→ EXERCISE DETAILS
Below is a set of records. Repeat all of them exactly.

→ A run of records

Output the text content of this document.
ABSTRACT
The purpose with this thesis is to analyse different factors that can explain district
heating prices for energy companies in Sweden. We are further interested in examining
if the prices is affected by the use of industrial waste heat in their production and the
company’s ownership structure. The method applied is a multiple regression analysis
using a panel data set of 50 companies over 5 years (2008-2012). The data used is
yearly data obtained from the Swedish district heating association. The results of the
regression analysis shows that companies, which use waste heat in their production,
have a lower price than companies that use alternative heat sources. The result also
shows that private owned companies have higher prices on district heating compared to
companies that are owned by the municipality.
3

→ SOLUTION FOR THIS PROBLEM
Output the text content of this document.
ABSTRACT
The purpose with this thesis is to analyse different factors that can explain district
heating prices for energy companies in Sweden. We are further interested in examining
if the prices is affected by the use of industrial waste heat in their production and the
company’s ownership structure. The method applied is a multiple regression analysis
using a panel data set of 50 companies over 5 years (2008-2012). The data used is
yearly data obtained from the Swedish district heating association. The results of the
regression analysis shows that companies, which use waste heat in their production,
have a lower price than companies that use alternative heat sources. The result also
shows that private owned companies have higher prices on district heating compared to
companies that are owned by the municipality.
3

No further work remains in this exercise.